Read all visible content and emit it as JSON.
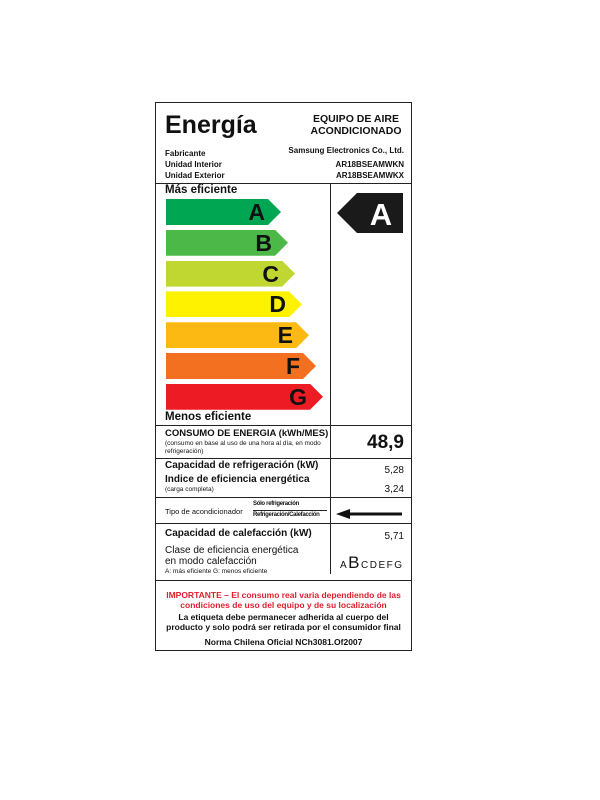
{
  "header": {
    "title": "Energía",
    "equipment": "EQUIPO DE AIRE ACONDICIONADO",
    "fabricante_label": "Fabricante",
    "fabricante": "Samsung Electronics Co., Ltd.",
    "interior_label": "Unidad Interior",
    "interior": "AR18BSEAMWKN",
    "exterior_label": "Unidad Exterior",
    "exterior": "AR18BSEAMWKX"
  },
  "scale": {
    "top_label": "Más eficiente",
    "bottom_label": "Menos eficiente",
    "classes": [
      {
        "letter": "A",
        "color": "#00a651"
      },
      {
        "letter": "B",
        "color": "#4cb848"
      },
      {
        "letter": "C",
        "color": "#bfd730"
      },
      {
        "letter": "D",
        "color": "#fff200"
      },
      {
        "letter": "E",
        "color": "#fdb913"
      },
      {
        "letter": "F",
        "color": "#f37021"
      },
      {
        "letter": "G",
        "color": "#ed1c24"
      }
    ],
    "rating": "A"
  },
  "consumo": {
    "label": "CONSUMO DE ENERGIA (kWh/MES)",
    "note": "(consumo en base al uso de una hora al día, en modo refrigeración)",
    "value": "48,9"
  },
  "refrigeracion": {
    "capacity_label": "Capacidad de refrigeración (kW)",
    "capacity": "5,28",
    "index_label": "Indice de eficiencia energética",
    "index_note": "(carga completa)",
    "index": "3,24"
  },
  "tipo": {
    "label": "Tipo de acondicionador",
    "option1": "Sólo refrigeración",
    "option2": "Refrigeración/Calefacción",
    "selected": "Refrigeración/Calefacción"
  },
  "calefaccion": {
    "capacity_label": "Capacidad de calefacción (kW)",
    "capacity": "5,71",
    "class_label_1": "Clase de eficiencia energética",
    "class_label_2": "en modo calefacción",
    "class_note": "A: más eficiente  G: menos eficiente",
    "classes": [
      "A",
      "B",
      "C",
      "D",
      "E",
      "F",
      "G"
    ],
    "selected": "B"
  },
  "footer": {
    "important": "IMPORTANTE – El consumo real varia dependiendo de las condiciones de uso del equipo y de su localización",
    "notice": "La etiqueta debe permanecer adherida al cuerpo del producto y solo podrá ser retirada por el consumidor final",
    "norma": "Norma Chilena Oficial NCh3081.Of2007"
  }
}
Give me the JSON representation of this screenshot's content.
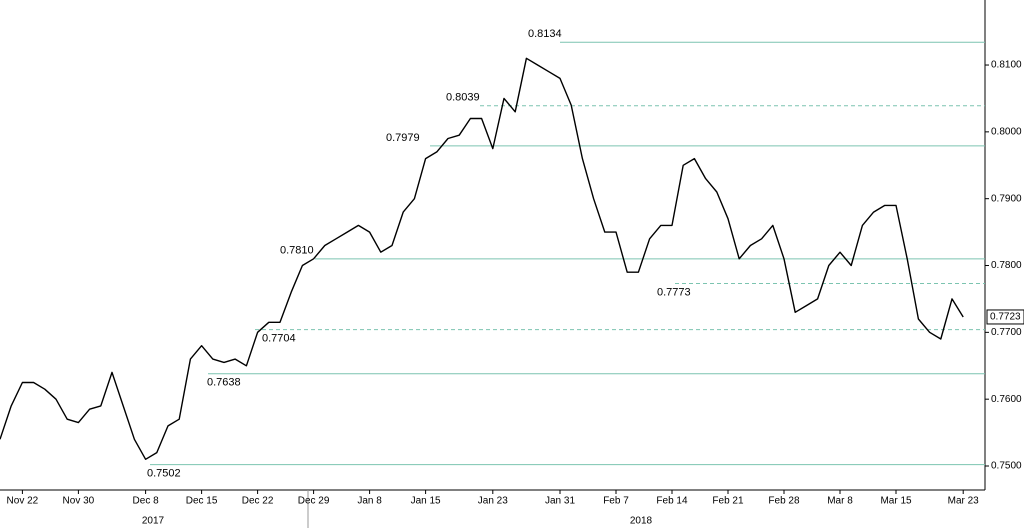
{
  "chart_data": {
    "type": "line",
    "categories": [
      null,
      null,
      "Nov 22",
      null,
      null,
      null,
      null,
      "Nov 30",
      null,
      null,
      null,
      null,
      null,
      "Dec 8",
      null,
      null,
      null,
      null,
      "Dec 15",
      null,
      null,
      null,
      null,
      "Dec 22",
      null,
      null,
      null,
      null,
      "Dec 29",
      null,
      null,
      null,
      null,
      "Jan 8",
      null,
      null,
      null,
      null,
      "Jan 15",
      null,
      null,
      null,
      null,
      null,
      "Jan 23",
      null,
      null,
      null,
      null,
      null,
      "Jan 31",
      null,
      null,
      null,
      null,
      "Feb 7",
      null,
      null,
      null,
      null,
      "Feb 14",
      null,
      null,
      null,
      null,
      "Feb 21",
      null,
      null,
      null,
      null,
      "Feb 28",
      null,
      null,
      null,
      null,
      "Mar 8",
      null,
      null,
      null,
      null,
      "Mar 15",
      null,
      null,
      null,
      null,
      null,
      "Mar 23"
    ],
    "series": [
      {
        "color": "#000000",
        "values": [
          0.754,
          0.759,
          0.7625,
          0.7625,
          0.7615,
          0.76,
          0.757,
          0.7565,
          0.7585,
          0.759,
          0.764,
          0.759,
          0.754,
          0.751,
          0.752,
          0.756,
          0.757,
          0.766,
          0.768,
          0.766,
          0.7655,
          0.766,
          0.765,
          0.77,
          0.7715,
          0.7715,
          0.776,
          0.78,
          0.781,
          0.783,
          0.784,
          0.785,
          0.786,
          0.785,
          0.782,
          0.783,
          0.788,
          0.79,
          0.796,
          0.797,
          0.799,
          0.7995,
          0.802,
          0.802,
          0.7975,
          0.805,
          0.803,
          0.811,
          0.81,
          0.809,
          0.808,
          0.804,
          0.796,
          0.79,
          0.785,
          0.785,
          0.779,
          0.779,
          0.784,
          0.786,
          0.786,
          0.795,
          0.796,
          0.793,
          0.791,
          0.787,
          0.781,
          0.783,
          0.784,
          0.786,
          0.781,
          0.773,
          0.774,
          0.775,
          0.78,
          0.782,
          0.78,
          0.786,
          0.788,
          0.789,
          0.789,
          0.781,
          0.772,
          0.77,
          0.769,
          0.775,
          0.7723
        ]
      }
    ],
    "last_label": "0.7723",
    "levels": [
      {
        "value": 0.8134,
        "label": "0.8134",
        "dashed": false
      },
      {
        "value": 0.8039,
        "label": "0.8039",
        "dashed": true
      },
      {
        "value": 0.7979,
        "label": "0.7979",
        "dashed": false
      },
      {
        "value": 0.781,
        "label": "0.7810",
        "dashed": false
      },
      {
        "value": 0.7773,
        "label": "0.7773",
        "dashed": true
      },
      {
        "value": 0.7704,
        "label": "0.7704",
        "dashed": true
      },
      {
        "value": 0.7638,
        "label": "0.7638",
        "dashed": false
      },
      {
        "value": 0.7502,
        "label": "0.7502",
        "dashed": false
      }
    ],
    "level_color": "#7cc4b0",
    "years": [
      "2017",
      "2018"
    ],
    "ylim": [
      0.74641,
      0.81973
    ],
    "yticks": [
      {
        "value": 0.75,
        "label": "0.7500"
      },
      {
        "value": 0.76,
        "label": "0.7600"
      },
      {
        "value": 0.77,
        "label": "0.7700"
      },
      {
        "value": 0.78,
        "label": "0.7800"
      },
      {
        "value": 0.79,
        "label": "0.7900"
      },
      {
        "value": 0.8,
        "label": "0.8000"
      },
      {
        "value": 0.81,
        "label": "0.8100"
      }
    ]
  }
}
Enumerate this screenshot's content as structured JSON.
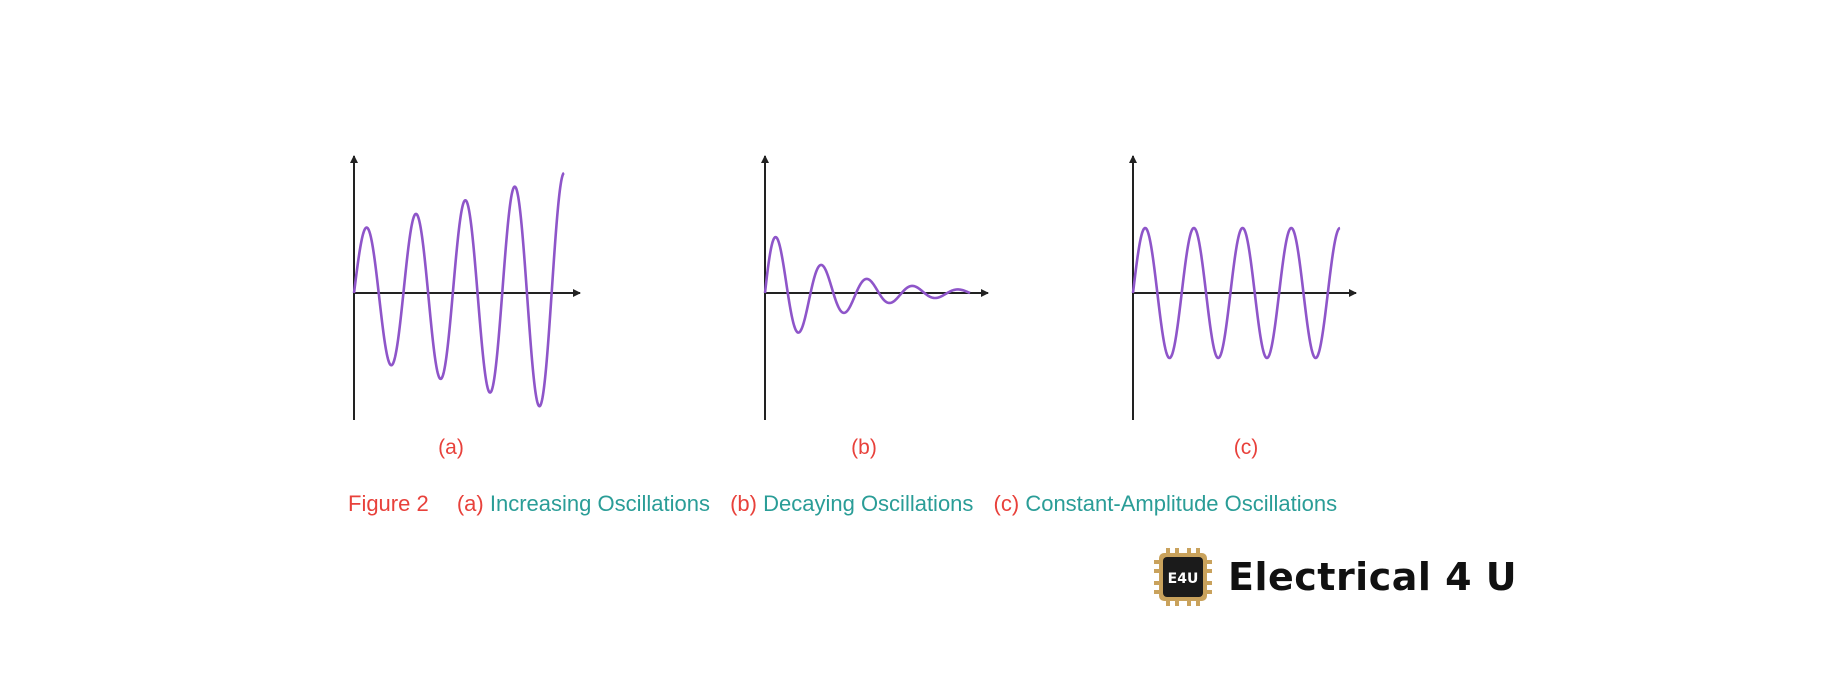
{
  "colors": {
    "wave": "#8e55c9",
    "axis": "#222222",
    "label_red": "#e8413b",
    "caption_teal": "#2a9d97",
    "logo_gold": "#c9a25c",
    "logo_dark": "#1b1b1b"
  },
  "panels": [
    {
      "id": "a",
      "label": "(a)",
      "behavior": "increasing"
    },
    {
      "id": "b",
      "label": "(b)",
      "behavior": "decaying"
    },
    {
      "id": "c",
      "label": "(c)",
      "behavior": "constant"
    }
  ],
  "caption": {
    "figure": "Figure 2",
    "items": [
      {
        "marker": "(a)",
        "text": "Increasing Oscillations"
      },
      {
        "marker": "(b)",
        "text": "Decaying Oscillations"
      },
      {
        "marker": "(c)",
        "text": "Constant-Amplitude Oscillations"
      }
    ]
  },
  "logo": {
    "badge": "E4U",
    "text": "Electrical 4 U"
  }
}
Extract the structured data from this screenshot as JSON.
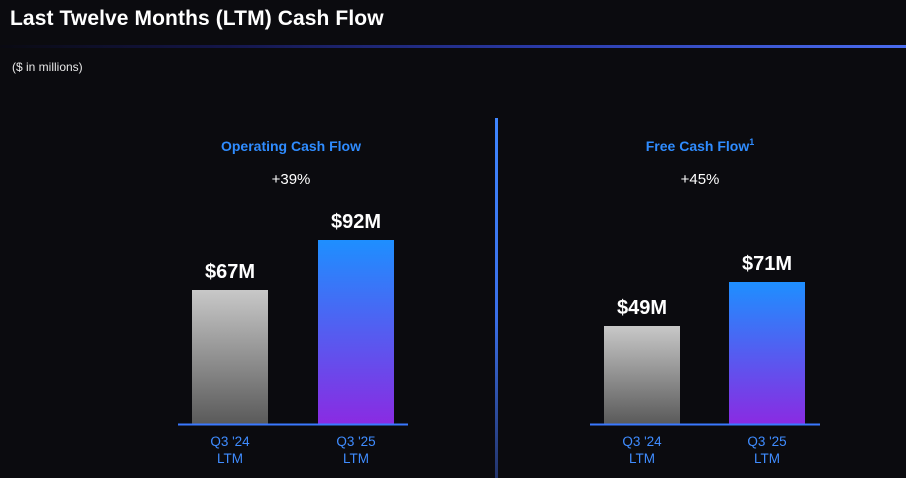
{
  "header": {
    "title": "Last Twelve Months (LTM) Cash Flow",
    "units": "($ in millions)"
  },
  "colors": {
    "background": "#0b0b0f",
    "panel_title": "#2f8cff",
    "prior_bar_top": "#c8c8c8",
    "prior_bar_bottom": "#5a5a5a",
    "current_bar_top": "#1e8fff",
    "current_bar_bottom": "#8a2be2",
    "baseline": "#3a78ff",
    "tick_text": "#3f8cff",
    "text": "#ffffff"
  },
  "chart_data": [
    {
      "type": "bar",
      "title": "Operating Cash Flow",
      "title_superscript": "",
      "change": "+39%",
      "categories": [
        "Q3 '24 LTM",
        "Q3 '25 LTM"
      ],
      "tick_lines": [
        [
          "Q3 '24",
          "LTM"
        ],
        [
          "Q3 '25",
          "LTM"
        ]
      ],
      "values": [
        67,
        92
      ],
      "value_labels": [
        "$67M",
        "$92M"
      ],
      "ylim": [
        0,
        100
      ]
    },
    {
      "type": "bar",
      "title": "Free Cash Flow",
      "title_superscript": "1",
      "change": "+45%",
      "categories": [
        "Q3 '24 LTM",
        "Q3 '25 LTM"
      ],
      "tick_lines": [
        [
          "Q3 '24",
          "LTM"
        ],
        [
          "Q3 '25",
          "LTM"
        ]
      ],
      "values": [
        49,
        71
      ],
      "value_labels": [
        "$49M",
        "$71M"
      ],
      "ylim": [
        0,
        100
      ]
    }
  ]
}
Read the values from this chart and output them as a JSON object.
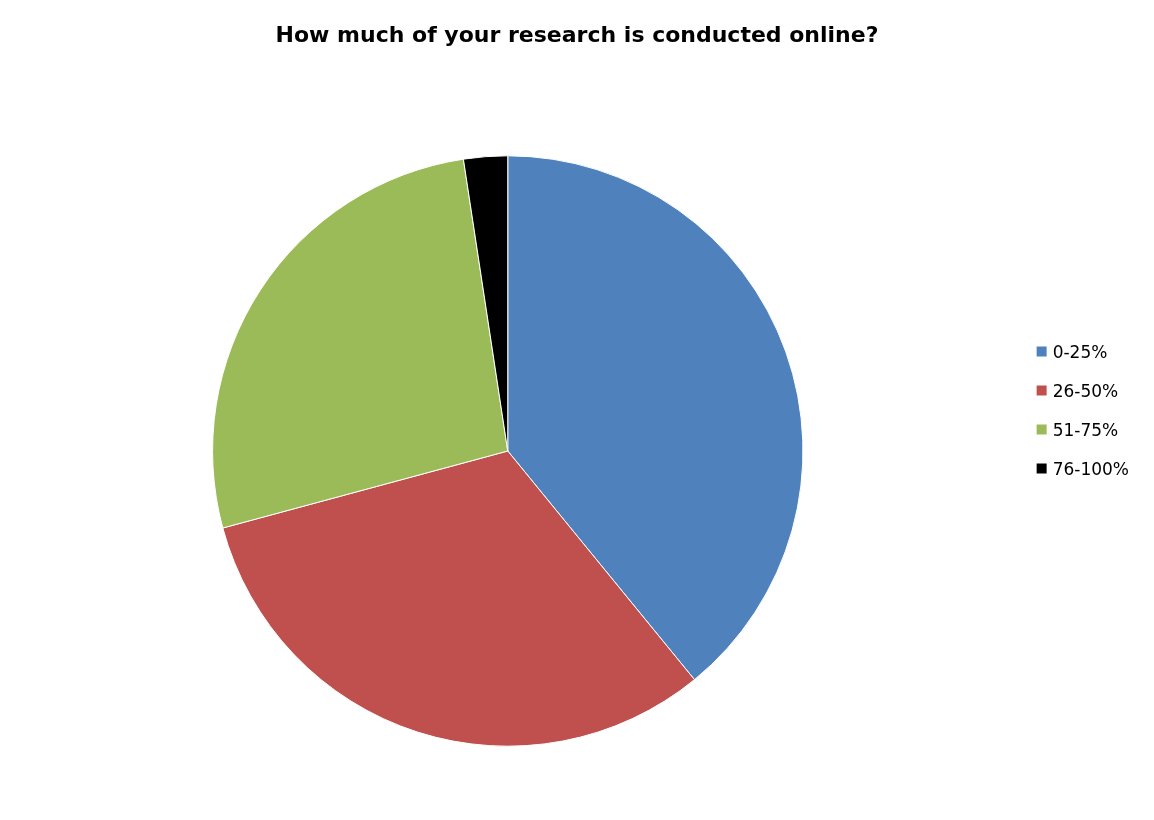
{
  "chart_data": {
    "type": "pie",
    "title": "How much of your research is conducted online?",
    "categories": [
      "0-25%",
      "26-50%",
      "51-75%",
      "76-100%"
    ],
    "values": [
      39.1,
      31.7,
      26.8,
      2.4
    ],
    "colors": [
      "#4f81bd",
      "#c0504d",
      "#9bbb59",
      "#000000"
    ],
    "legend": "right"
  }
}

○ ○ ○

Report each line of the material above where the word "JSON" appears.

**Result of the task**
Read all visible content and emit it as JSON.
Give me the JSON representation of this screenshot's content.
Enumerate this screenshot's content as structured JSON.
Extract the structured data from this screenshot as JSON.
Read the values from this chart and output them as a JSON object.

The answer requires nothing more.